◆ **What the task requires**: Rewrite the data below with every occurrence of "legend-swatch" replaced by "legend-marker", leaving all other text unchanged. Omit the pictures from your answer.

Visual layout records:
*-*-*

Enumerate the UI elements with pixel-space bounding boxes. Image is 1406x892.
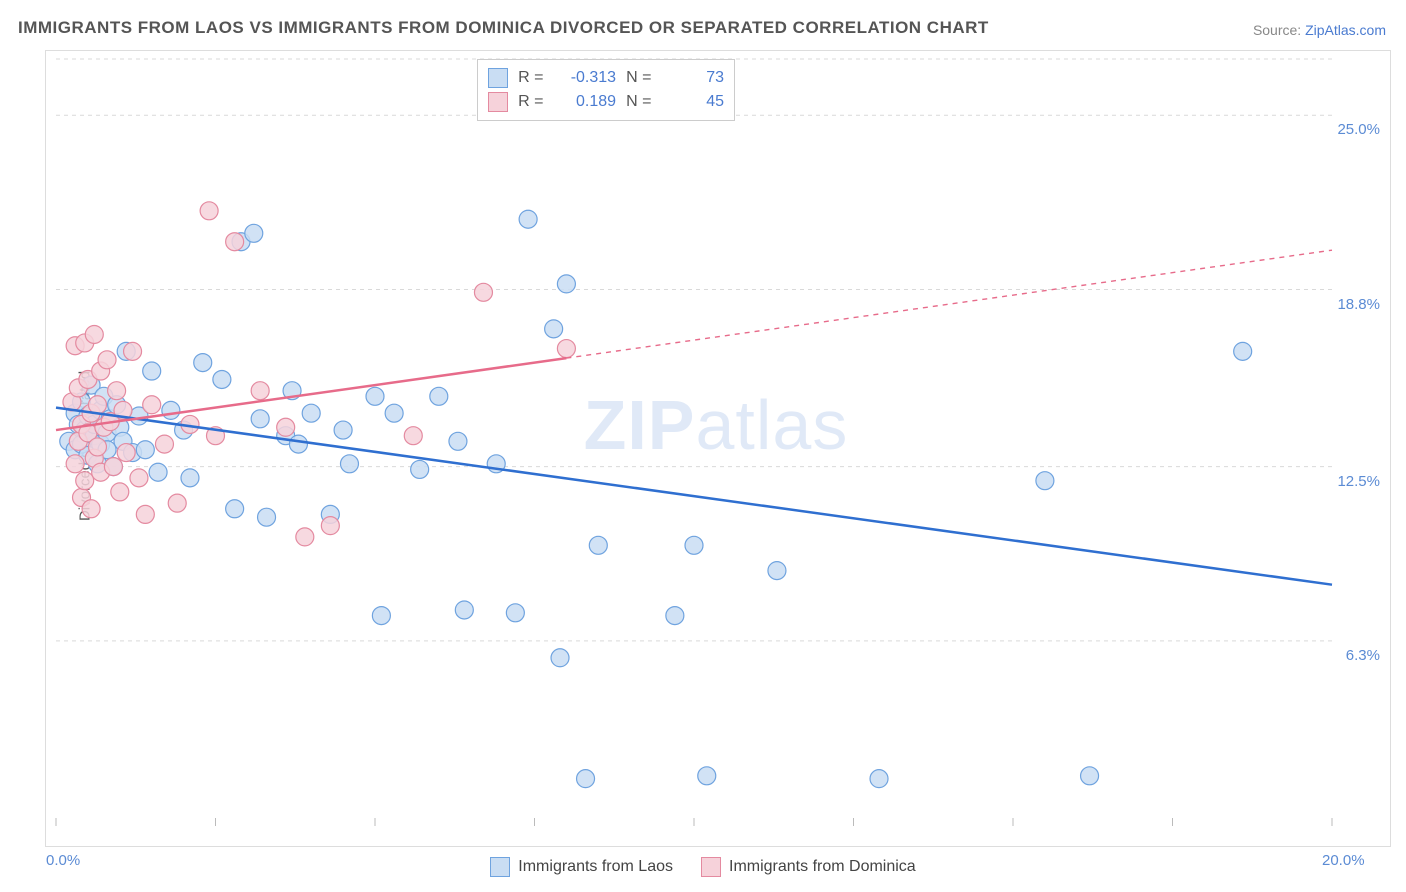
legend-item: Immigrants from Laos xyxy=(490,857,673,877)
series-swatch xyxy=(488,68,508,88)
source-link[interactable]: ZipAtlas.com xyxy=(1305,22,1386,38)
stat-value-r: -0.313 xyxy=(560,66,616,90)
scatter-chart-svg xyxy=(46,51,1392,848)
stat-label-n: N = xyxy=(626,66,658,90)
legend-label: Immigrants from Laos xyxy=(518,858,673,876)
legend-swatch xyxy=(490,857,510,877)
chart-area: ZIPatlas R =-0.313N =73R =0.189N =45 0.0… xyxy=(45,50,1391,847)
page-title: IMMIGRANTS FROM LAOS VS IMMIGRANTS FROM … xyxy=(18,18,989,38)
stat-value-n: 73 xyxy=(668,66,724,90)
legend-swatch xyxy=(701,857,721,877)
correlation-stats-box: R = -0.313 N = 73 R = 0.189 N = 45 xyxy=(477,59,735,121)
stat-label-n: N = xyxy=(626,90,658,114)
y-axis-tick-label: 18.8% xyxy=(1337,296,1380,313)
source-prefix: Source: xyxy=(1253,22,1305,38)
legend-label: Immigrants from Dominica xyxy=(729,858,916,876)
legend-item: Immigrants from Dominica xyxy=(701,857,916,877)
stats-row: R = -0.313 N = 73 xyxy=(488,66,724,90)
stat-label-r: R = xyxy=(518,66,550,90)
y-axis-tick-label: 12.5% xyxy=(1337,473,1380,490)
stat-label-r: R = xyxy=(518,90,550,114)
stats-row: R = 0.189 N = 45 xyxy=(488,90,724,114)
bottom-legend: Immigrants from Laos Immigrants from Domi… xyxy=(0,857,1406,882)
series-swatch xyxy=(488,92,508,112)
y-axis-tick-label: 6.3% xyxy=(1346,647,1380,664)
y-axis-tick-label: 25.0% xyxy=(1337,121,1380,138)
stat-value-n: 45 xyxy=(668,90,724,114)
stat-value-r: 0.189 xyxy=(560,90,616,114)
source-attribution: Source: ZipAtlas.com xyxy=(1253,22,1386,38)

*-*-*

◆ **Answer for this exercise**:
Enumerate the UI elements with pixel-space bounding boxes. Image is 1406x892.
legend-item: Immigrants from Laos xyxy=(490,857,673,877)
series-swatch xyxy=(488,68,508,88)
source-link[interactable]: ZipAtlas.com xyxy=(1305,22,1386,38)
stat-value-r: -0.313 xyxy=(560,66,616,90)
scatter-chart-svg xyxy=(46,51,1392,848)
stat-label-n: N = xyxy=(626,66,658,90)
legend-label: Immigrants from Laos xyxy=(518,858,673,876)
legend-marker xyxy=(490,857,510,877)
chart-area: ZIPatlas R =-0.313N =73R =0.189N =45 0.0… xyxy=(45,50,1391,847)
page-title: IMMIGRANTS FROM LAOS VS IMMIGRANTS FROM … xyxy=(18,18,989,38)
stat-value-n: 73 xyxy=(668,66,724,90)
legend-marker xyxy=(701,857,721,877)
correlation-stats-box: R = -0.313 N = 73 R = 0.189 N = 45 xyxy=(477,59,735,121)
stat-label-n: N = xyxy=(626,90,658,114)
y-axis-tick-label: 18.8% xyxy=(1337,296,1380,313)
source-prefix: Source: xyxy=(1253,22,1305,38)
legend-label: Immigrants from Dominica xyxy=(729,858,916,876)
legend-item: Immigrants from Dominica xyxy=(701,857,916,877)
stats-row: R = -0.313 N = 73 xyxy=(488,66,724,90)
stat-label-r: R = xyxy=(518,66,550,90)
y-axis-tick-label: 12.5% xyxy=(1337,473,1380,490)
stat-label-r: R = xyxy=(518,90,550,114)
stats-row: R = 0.189 N = 45 xyxy=(488,90,724,114)
bottom-legend: Immigrants from Laos Immigrants from Domi… xyxy=(0,857,1406,882)
series-swatch xyxy=(488,92,508,112)
y-axis-tick-label: 6.3% xyxy=(1346,647,1380,664)
y-axis-tick-label: 25.0% xyxy=(1337,121,1380,138)
stat-value-n: 45 xyxy=(668,90,724,114)
stat-value-r: 0.189 xyxy=(560,90,616,114)
source-attribution: Source: ZipAtlas.com xyxy=(1253,22,1386,38)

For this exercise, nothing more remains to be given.